YOUR GOAL - Pictures stay out of your copy, but everything else in the records below must be repeated exactly.

GIVEN ENTRIES -

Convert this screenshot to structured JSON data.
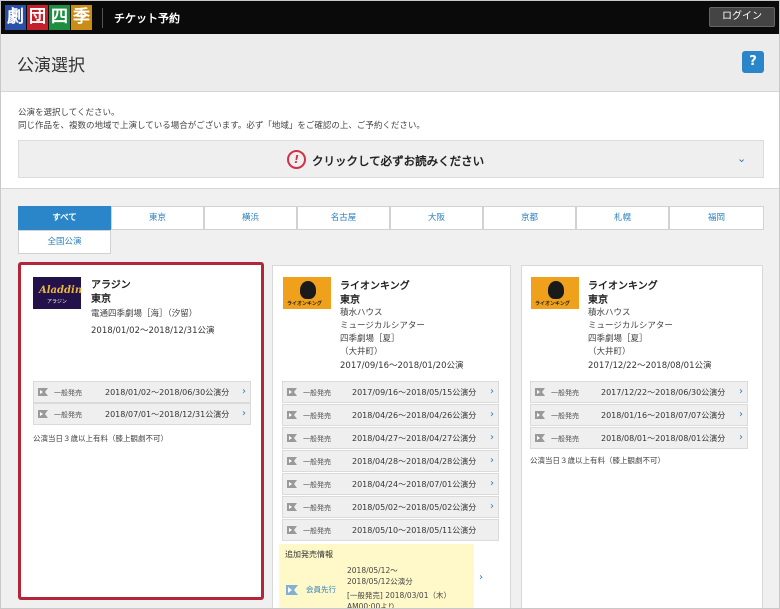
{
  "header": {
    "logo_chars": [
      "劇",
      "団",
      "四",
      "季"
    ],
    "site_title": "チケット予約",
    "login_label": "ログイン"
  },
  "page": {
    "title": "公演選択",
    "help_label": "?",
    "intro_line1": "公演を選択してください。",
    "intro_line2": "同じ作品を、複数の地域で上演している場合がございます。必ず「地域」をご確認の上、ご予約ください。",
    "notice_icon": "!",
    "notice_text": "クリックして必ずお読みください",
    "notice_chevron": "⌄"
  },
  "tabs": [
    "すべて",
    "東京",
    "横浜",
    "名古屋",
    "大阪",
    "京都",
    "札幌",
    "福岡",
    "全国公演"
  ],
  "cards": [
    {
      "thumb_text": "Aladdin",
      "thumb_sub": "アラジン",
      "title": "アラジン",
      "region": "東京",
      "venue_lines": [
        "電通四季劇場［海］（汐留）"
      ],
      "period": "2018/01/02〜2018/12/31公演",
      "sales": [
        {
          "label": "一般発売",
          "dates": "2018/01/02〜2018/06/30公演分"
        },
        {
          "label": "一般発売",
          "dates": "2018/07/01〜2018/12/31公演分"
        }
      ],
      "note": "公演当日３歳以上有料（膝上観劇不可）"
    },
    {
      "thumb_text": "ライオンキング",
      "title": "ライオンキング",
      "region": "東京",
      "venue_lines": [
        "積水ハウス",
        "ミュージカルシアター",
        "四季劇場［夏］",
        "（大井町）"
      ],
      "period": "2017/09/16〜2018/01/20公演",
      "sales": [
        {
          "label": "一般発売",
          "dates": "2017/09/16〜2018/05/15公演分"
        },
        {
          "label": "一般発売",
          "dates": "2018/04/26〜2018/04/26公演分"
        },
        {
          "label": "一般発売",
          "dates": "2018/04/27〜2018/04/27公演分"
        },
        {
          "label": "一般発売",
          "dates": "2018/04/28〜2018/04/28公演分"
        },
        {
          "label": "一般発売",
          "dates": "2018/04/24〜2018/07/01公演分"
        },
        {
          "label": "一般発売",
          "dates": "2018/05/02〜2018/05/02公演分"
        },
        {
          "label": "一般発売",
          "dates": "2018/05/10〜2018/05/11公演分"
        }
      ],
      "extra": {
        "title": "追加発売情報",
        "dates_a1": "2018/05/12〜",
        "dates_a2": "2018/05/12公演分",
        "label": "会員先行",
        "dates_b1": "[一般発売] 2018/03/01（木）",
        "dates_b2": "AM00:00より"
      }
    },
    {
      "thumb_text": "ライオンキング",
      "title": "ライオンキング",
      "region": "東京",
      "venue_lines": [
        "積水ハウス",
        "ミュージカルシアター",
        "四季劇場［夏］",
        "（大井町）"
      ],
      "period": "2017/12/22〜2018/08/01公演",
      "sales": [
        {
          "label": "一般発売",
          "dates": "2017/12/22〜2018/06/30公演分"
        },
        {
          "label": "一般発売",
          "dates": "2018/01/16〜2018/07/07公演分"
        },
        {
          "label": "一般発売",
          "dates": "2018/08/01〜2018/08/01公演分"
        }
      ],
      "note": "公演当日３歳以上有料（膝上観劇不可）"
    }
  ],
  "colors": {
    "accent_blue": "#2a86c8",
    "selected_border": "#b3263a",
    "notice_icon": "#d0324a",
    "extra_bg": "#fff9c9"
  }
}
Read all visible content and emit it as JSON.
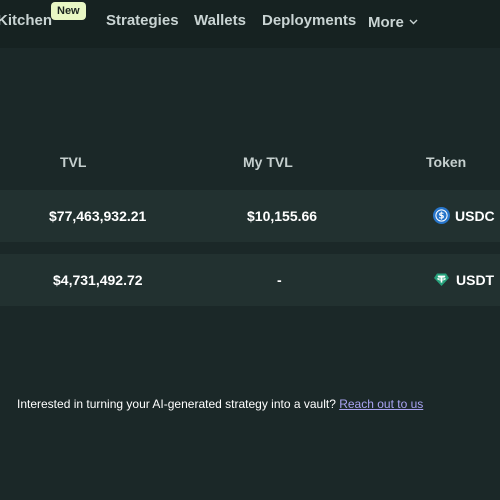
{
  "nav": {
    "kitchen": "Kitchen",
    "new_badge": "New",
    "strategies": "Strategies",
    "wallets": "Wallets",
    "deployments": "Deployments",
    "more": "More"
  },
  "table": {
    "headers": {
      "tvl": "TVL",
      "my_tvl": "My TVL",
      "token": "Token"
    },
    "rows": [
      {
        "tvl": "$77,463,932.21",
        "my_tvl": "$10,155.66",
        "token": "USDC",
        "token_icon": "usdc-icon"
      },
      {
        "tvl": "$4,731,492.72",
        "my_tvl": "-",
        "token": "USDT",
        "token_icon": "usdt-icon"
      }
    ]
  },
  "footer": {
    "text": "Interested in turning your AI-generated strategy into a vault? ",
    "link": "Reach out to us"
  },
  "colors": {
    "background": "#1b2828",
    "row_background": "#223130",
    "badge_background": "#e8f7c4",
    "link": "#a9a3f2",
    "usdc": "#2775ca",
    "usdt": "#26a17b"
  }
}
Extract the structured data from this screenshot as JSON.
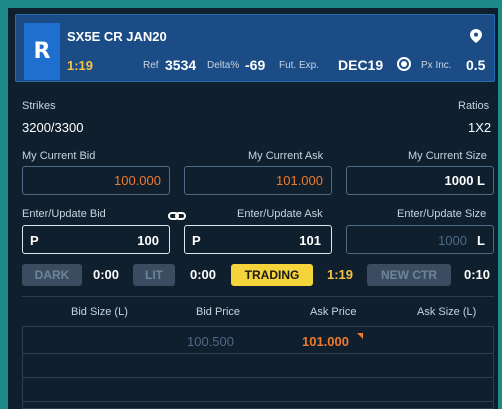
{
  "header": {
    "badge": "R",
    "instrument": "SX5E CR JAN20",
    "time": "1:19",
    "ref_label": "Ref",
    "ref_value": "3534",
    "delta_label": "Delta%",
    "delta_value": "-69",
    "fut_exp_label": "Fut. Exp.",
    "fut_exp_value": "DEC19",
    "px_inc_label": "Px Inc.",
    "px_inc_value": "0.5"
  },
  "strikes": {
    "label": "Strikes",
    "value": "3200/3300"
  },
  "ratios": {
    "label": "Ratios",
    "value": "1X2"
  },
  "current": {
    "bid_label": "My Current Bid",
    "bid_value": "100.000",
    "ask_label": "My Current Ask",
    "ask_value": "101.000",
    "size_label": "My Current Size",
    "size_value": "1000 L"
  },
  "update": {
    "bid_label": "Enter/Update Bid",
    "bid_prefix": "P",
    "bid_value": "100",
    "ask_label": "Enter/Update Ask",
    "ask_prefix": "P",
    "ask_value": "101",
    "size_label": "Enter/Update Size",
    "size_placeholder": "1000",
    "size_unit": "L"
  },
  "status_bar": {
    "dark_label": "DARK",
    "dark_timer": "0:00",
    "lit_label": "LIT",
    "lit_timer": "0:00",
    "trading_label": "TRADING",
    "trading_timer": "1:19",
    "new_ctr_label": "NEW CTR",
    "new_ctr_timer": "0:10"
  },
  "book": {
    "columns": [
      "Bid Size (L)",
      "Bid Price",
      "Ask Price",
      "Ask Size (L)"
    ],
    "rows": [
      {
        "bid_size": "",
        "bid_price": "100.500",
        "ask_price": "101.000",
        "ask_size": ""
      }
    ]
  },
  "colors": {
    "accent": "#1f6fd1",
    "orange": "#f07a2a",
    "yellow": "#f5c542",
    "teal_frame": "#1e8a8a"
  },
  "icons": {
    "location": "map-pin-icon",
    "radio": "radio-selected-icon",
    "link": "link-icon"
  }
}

REPLY -
Convert this screenshot to structured JSON data.
{
  "header": {
    "logo_chars": [
      "劇",
      "団",
      "四",
      "季"
    ],
    "site_title": "チケット予約",
    "login_label": "ログイン"
  },
  "page": {
    "title": "公演選択",
    "help_label": "?",
    "intro_line1": "公演を選択してください。",
    "intro_line2": "同じ作品を、複数の地域で上演している場合がございます。必ず「地域」をご確認の上、ご予約ください。",
    "notice_icon": "!",
    "notice_text": "クリックして必ずお読みください",
    "notice_chevron": "⌄"
  },
  "tabs": [
    "すべて",
    "東京",
    "横浜",
    "名古屋",
    "大阪",
    "京都",
    "札幌",
    "福岡",
    "全国公演"
  ],
  "cards": [
    {
      "thumb_text": "Aladdin",
      "thumb_sub": "アラジン",
      "title": "アラジン",
      "region": "東京",
      "venue_lines": [
        "電通四季劇場［海］（汐留）"
      ],
      "period": "2018/01/02〜2018/12/31公演",
      "sales": [
        {
          "label": "一般発売",
          "dates": "2018/01/02〜2018/06/30公演分"
        },
        {
          "label": "一般発売",
          "dates": "2018/07/01〜2018/12/31公演分"
        }
      ],
      "note": "公演当日３歳以上有料（膝上観劇不可）"
    },
    {
      "thumb_text": "ライオンキング",
      "title": "ライオンキング",
      "region": "東京",
      "venue_lines": [
        "積水ハウス",
        "ミュージカルシアター",
        "四季劇場［夏］",
        "（大井町）"
      ],
      "period": "2017/09/16〜2018/01/20公演",
      "sales": [
        {
          "label": "一般発売",
          "dates": "2017/09/16〜2018/05/15公演分"
        },
        {
          "label": "一般発売",
          "dates": "2018/04/26〜2018/04/26公演分"
        },
        {
          "label": "一般発売",
          "dates": "2018/04/27〜2018/04/27公演分"
        },
        {
          "label": "一般発売",
          "dates": "2018/04/28〜2018/04/28公演分"
        },
        {
          "label": "一般発売",
          "dates": "2018/04/24〜2018/07/01公演分"
        },
        {
          "label": "一般発売",
          "dates": "2018/05/02〜2018/05/02公演分"
        },
        {
          "label": "一般発売",
          "dates": "2018/05/10〜2018/05/11公演分"
        }
      ],
      "extra": {
        "title": "追加発売情報",
        "dates_a1": "2018/05/12〜",
        "dates_a2": "2018/05/12公演分",
        "label": "会員先行",
        "dates_b1": "[一般発売] 2018/03/01（木）",
        "dates_b2": "AM00:00より"
      }
    },
    {
      "thumb_text": "ライオンキング",
      "title": "ライオンキング",
      "region": "東京",
      "venue_lines": [
        "積水ハウス",
        "ミュージカルシアター",
        "四季劇場［夏］",
        "（大井町）"
      ],
      "period": "2017/12/22〜2018/08/01公演",
      "sales": [
        {
          "label": "一般発売",
          "dates": "2017/12/22〜2018/06/30公演分"
        },
        {
          "label": "一般発売",
          "dates": "2018/01/16〜2018/07/07公演分"
        },
        {
          "label": "一般発売",
          "dates": "2018/08/01〜2018/08/01公演分"
        }
      ],
      "note": "公演当日３歳以上有料（膝上観劇不可）"
    }
  ],
  "colors": {
    "accent_blue": "#2a86c8",
    "selected_border": "#b3263a",
    "notice_icon": "#d0324a",
    "extra_bg": "#fff9c9"
  }
}
Read all visible content and emit it as JSON.
{
  "nav": {
    "kitchen": "Kitchen",
    "new_badge": "New",
    "strategies": "Strategies",
    "wallets": "Wallets",
    "deployments": "Deployments",
    "more": "More"
  },
  "table": {
    "headers": {
      "tvl": "TVL",
      "my_tvl": "My TVL",
      "token": "Token"
    },
    "rows": [
      {
        "tvl": "$77,463,932.21",
        "my_tvl": "$10,155.66",
        "token": "USDC",
        "token_icon": "usdc-icon"
      },
      {
        "tvl": "$4,731,492.72",
        "my_tvl": "-",
        "token": "USDT",
        "token_icon": "usdt-icon"
      }
    ]
  },
  "footer": {
    "text": "Interested in turning your AI-generated strategy into a vault? ",
    "link": "Reach out to us"
  },
  "colors": {
    "background": "#1b2828",
    "row_background": "#223130",
    "badge_background": "#e8f7c4",
    "link": "#a9a3f2",
    "usdc": "#2775ca",
    "usdt": "#26a17b"
  }
}
Extract the structured data from this screenshot as JSON.
{
  "header": {
    "badge": "R",
    "instrument": "SX5E CR JAN20",
    "time": "1:19",
    "ref_label": "Ref",
    "ref_value": "3534",
    "delta_label": "Delta%",
    "delta_value": "-69",
    "fut_exp_label": "Fut. Exp.",
    "fut_exp_value": "DEC19",
    "px_inc_label": "Px Inc.",
    "px_inc_value": "0.5"
  },
  "strikes": {
    "label": "Strikes",
    "value": "3200/3300"
  },
  "ratios": {
    "label": "Ratios",
    "value": "1X2"
  },
  "current": {
    "bid_label": "My Current Bid",
    "bid_value": "100.000",
    "ask_label": "My Current Ask",
    "ask_value": "101.000",
    "size_label": "My Current Size",
    "size_value": "1000 L"
  },
  "update": {
    "bid_label": "Enter/Update Bid",
    "bid_prefix": "P",
    "bid_value": "100",
    "ask_label": "Enter/Update Ask",
    "ask_prefix": "P",
    "ask_value": "101",
    "size_label": "Enter/Update Size",
    "size_placeholder": "1000",
    "size_unit": "L"
  },
  "status_bar": {
    "dark_label": "DARK",
    "dark_timer": "0:00",
    "lit_label": "LIT",
    "lit_timer": "0:00",
    "trading_label": "TRADING",
    "trading_timer": "1:19",
    "new_ctr_label": "NEW CTR",
    "new_ctr_timer": "0:10"
  },
  "book": {
    "columns": [
      "Bid Size (L)",
      "Bid Price",
      "Ask Price",
      "Ask Size (L)"
    ],
    "rows": [
      {
        "bid_size": "",
        "bid_price": "100.500",
        "ask_price": "101.000",
        "ask_size": ""
      }
    ]
  },
  "colors": {
    "accent": "#1f6fd1",
    "orange": "#f07a2a",
    "yellow": "#f5c542",
    "teal_frame": "#1e8a8a"
  },
  "icons": {
    "location": "map-pin-icon",
    "radio": "radio-selected-icon",
    "link": "link-icon"
  }
}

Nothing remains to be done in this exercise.